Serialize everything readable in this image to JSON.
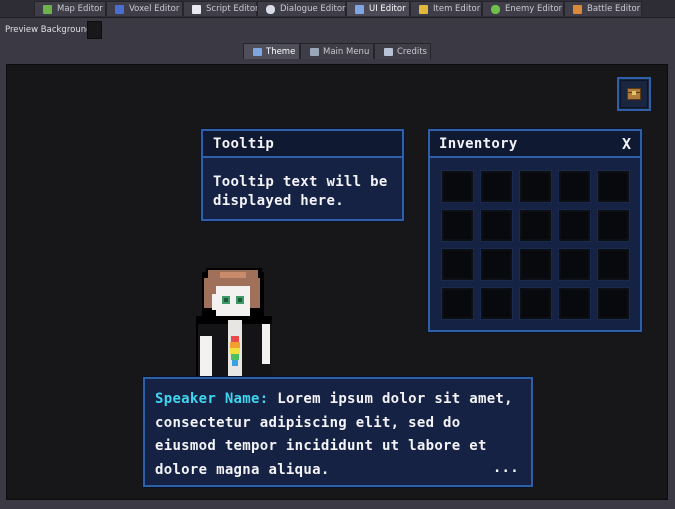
{
  "editor_tabs": [
    {
      "label": "Map Editor",
      "icon": "map-icon",
      "color": "#6bb34a"
    },
    {
      "label": "Voxel Editor",
      "icon": "voxel-icon",
      "color": "#4a6fd0"
    },
    {
      "label": "Script Editor",
      "icon": "script-icon",
      "color": "#e8e8f0"
    },
    {
      "label": "Dialogue Editor",
      "icon": "speech-bubble-icon",
      "color": "#d8dbe8"
    },
    {
      "label": "UI Editor",
      "icon": "ui-window-icon",
      "color": "#7fa6e0"
    },
    {
      "label": "Item Editor",
      "icon": "key-icon",
      "color": "#e0b83c"
    },
    {
      "label": "Enemy Editor",
      "icon": "enemy-icon",
      "color": "#6fc04a"
    },
    {
      "label": "Battle Editor",
      "icon": "battle-icon",
      "color": "#d8893a"
    }
  ],
  "preview_background": {
    "label": "Preview Background:",
    "color": "#18181b"
  },
  "sub_tabs": [
    {
      "label": "Theme",
      "icon": "theme-icon",
      "color": "#7fa6e0"
    },
    {
      "label": "Main Menu",
      "icon": "main-menu-icon",
      "color": "#9aa7b8"
    },
    {
      "label": "Credits",
      "icon": "credits-icon",
      "color": "#b8c3d6"
    }
  ],
  "tooltip": {
    "title": "Tooltip",
    "body": "Tooltip text will be displayed here."
  },
  "inventory": {
    "title": "Inventory",
    "close_label": "X"
  },
  "inventory_toggle": {
    "icon": "chest-icon"
  },
  "dialogue": {
    "speaker": "Speaker Name:",
    "text": " Lorem ipsum dolor sit amet, consectetur adipiscing elit, sed do eiusmod tempor incididunt ut labore et dolore magna aliqua.",
    "more": "..."
  },
  "theme": {
    "accent": "#2f5fa6",
    "panel_bg": "#152244",
    "speaker_color": "#3fd6f0"
  }
}
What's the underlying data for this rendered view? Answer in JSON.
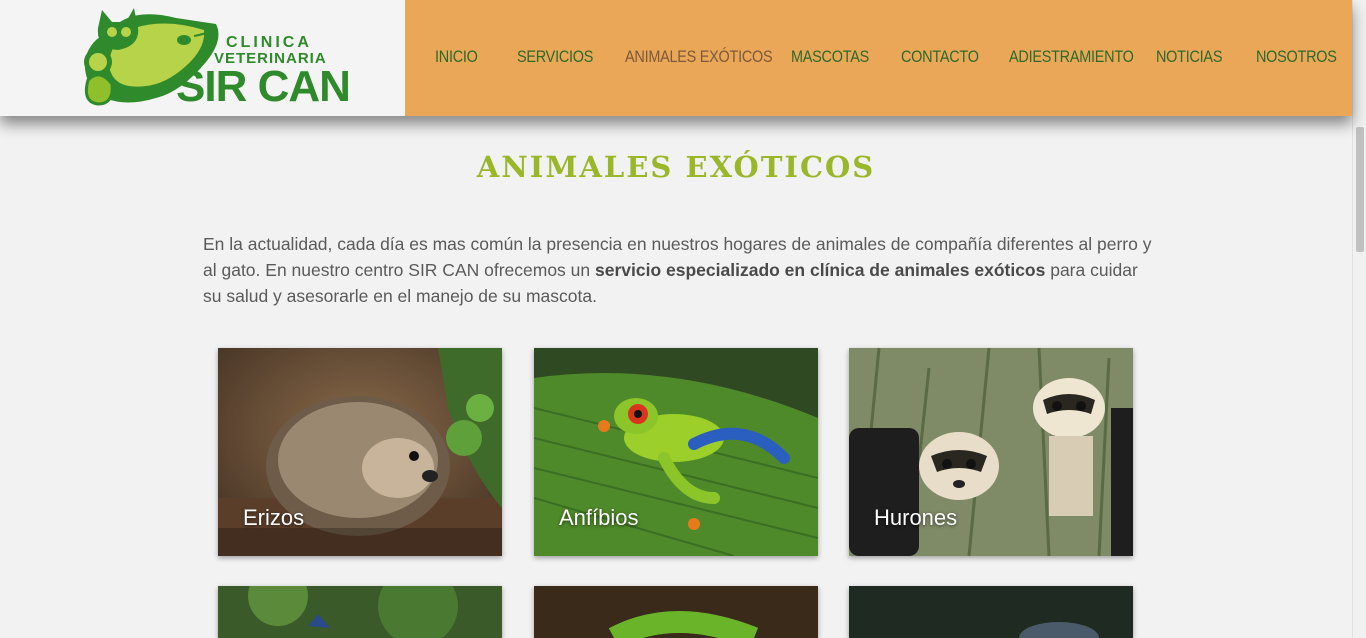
{
  "logo": {
    "line1": "CLINICA",
    "line2": "VETERINARIA",
    "line3": "SIR CAN"
  },
  "nav": {
    "items": [
      {
        "label": "INICIO",
        "active": false
      },
      {
        "label": "SERVICIOS",
        "active": false
      },
      {
        "label": "ANIMALES EXÓTICOS",
        "active": true
      },
      {
        "label": "MASCOTAS",
        "active": false
      },
      {
        "label": "CONTACTO",
        "active": false
      },
      {
        "label": "ADIESTRAMIENTO",
        "active": false
      },
      {
        "label": "NOTICIAS",
        "active": false
      },
      {
        "label": "NOSOTROS",
        "active": false
      }
    ]
  },
  "page": {
    "title": "ANIMALES EXÓTICOS",
    "intro_part1": "En la actualidad, cada día es mas común la presencia en nuestros hogares de animales de compañía diferentes al perro y al gato. En nuestro centro SIR CAN ofrecemos un ",
    "intro_bold": "servicio especializado en clínica de animales exóticos",
    "intro_part2": " para cuidar su salud y asesorarle en el manejo de su mascota."
  },
  "cards": [
    {
      "label": "Erizos",
      "image": "hedgehog-photo"
    },
    {
      "label": "Anfíbios",
      "image": "frog-photo"
    },
    {
      "label": "Hurones",
      "image": "ferret-photo"
    },
    {
      "label": "",
      "image": "bird-photo"
    },
    {
      "label": "",
      "image": "snake-photo"
    },
    {
      "label": "",
      "image": "dark-animal-photo"
    }
  ],
  "colors": {
    "nav_bg": "#eba758",
    "nav_text": "#2c6a2a",
    "title": "#9ab72a",
    "logo_green": "#2e8a2a"
  }
}
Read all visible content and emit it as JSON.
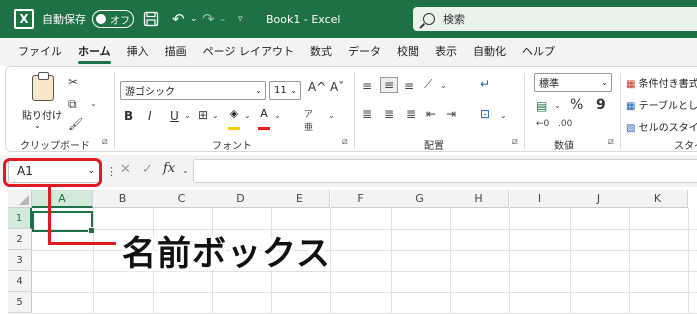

■ ■ ■ ■

Problem to solve: Provide the number of lines in the entries that include "image", and no other text.

Complete output: 7